Stated task 1 —
According to the Django performance tips, what does the celery community's celery-beat run?

25. Django-query-profiler
- django-query-profile can be used if want to check the sql query performance.
26. django-model-utils
- django-model-utils or similar libraries comes up with commonly used utilities. It can be used save time and become productive.
27. Use background workers
- If some request is going to take couple of seconds to return then better to use background works such as celery.
- Celery is a background worker and has support for multiple messaging brokers for the communication.
- djcelery is the well mantained package to use the celery with Django.
- celery communicaty also has celery-beat to run cronjobs or periodic background jobs.
- celery also supports various conditional parameters to retry, alerting, chain of task executions.
- celery can have multiple machines attached to single cluster. Therefore, based on the more load, more computing power can be added.
- celery also has rich dashboard support to visulize the working of workers.
- celery should be used with the messaging broker which provides better persistance and resillent.

Stored data
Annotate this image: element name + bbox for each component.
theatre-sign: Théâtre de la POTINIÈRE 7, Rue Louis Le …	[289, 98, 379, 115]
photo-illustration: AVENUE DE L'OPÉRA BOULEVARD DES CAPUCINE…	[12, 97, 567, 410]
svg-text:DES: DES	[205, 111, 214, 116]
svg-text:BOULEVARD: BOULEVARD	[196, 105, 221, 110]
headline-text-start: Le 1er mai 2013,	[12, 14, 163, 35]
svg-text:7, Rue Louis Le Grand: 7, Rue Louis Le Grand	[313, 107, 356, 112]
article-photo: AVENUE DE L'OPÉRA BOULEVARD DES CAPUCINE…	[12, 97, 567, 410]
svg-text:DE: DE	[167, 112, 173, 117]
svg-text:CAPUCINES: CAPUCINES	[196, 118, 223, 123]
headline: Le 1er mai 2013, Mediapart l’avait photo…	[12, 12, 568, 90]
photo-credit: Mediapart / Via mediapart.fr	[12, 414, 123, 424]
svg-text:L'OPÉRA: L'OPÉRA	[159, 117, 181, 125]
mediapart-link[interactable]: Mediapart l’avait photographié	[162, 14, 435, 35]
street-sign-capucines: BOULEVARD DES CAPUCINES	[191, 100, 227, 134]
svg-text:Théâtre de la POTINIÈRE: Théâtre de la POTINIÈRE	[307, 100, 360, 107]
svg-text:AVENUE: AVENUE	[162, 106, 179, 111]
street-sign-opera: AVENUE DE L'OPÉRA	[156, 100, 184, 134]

Stated task 2 —
In the entries, from the first line through the line containing "headline-text-start: Le 1er", swap "theatre-sign" for "venue-sign". Return only those lines, with nothing else altered.

Correct result 1 —
Cronjobs or periodic background jobs.

Correct result 2 —
Annotate this image: element name + bbox for each component.
venue-sign: Théâtre de la POTINIÈRE 7, Rue Louis Le …	[289, 98, 379, 115]
photo-illustration: AVENUE DE L'OPÉRA BOULEVARD DES CAPUCINE…	[12, 97, 567, 410]
svg-text:DES: DES	[205, 111, 214, 116]
svg-text:BOULEVARD: BOULEVARD	[196, 105, 221, 110]
headline-text-start: Le 1er mai 2013,	[12, 14, 163, 35]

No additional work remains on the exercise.